→ RECORDS TO PROCESS:
________________________________________
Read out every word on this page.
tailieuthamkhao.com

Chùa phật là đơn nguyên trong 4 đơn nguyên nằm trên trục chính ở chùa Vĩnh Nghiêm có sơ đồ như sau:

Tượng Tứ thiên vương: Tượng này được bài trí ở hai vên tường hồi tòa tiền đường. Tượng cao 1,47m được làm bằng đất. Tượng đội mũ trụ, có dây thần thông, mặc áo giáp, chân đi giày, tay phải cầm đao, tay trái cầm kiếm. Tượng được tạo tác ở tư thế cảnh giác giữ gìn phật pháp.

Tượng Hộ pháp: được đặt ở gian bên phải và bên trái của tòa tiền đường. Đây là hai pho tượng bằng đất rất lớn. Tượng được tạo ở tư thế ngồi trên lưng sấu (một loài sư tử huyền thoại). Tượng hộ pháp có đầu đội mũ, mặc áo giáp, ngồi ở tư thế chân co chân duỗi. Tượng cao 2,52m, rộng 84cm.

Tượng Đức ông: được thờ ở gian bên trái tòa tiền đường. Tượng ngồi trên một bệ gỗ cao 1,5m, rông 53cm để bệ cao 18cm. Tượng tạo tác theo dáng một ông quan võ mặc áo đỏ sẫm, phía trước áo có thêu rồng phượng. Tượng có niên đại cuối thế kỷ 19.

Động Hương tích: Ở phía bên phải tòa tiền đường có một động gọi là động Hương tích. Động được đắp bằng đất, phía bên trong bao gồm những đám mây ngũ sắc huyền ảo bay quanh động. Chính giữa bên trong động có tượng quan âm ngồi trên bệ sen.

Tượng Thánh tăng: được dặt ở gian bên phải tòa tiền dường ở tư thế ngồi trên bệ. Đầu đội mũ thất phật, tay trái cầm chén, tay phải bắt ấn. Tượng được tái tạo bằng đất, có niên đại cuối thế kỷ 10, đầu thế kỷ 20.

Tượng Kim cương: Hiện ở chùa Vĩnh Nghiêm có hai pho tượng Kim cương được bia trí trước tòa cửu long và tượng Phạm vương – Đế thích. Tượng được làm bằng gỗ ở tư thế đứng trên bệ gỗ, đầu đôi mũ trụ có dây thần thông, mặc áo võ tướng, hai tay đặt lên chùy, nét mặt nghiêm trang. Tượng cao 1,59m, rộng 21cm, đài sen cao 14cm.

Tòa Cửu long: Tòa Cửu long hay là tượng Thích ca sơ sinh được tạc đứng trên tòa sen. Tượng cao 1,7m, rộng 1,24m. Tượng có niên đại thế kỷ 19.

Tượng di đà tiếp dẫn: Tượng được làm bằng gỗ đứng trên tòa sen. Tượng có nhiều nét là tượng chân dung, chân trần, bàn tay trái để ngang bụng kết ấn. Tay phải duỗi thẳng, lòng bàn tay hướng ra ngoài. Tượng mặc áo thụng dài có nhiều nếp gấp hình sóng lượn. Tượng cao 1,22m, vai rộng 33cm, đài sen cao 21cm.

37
________________________________________
→ WHAT THIS TASK INVOLVES:
Output the records exactly, including every line.

→ EXERCISE RESPONSE:
Read out every word on this page.
tailieuthamkhao.com

Chùa phật là đơn nguyên trong 4 đơn nguyên nằm trên trục chính ở chùa Vĩnh Nghiêm có sơ đồ như sau:

Tượng Tứ thiên vương: Tượng này được bài trí ở hai vên tường hồi tòa tiền đường. Tượng cao 1,47m được làm bằng đất. Tượng đội mũ trụ, có dây thần thông, mặc áo giáp, chân đi giày, tay phải cầm đao, tay trái cầm kiếm. Tượng được tạo tác ở tư thế cảnh giác giữ gìn phật pháp.

Tượng Hộ pháp: được đặt ở gian bên phải và bên trái của tòa tiền đường. Đây là hai pho tượng bằng đất rất lớn. Tượng được tạo ở tư thế ngồi trên lưng sấu (một loài sư tử huyền thoại). Tượng hộ pháp có đầu đội mũ, mặc áo giáp, ngồi ở tư thế chân co chân duỗi. Tượng cao 2,52m, rộng 84cm.

Tượng Đức ông: được thờ ở gian bên trái tòa tiền đường. Tượng ngồi trên một bệ gỗ cao 1,5m, rông 53cm để bệ cao 18cm. Tượng tạo tác theo dáng một ông quan võ mặc áo đỏ sẫm, phía trước áo có thêu rồng phượng. Tượng có niên đại cuối thế kỷ 19.

Động Hương tích: Ở phía bên phải tòa tiền đường có một động gọi là động Hương tích. Động được đắp bằng đất, phía bên trong bao gồm những đám mây ngũ sắc huyền ảo bay quanh động. Chính giữa bên trong động có tượng quan âm ngồi trên bệ sen.

Tượng Thánh tăng: được dặt ở gian bên phải tòa tiền dường ở tư thế ngồi trên bệ. Đầu đội mũ thất phật, tay trái cầm chén, tay phải bắt ấn. Tượng được tái tạo bằng đất, có niên đại cuối thế kỷ 10, đầu thế kỷ 20.

Tượng Kim cương: Hiện ở chùa Vĩnh Nghiêm có hai pho tượng Kim cương được bia trí trước tòa cửu long và tượng Phạm vương – Đế thích. Tượng được làm bằng gỗ ở tư thế đứng trên bệ gỗ, đầu đôi mũ trụ có dây thần thông, mặc áo võ tướng, hai tay đặt lên chùy, nét mặt nghiêm trang. Tượng cao 1,59m, rộng 21cm, đài sen cao 14cm.

Tòa Cửu long: Tòa Cửu long hay là tượng Thích ca sơ sinh được tạc đứng trên tòa sen. Tượng cao 1,7m, rộng 1,24m. Tượng có niên đại thế kỷ 19.

Tượng di đà tiếp dẫn: Tượng được làm bằng gỗ đứng trên tòa sen. Tượng có nhiều nét là tượng chân dung, chân trần, bàn tay trái để ngang bụng kết ấn. Tay phải duỗi thẳng, lòng bàn tay hướng ra ngoài. Tượng mặc áo thụng dài có nhiều nếp gấp hình sóng lượn. Tượng cao 1,22m, vai rộng 33cm, đài sen cao 21cm.

37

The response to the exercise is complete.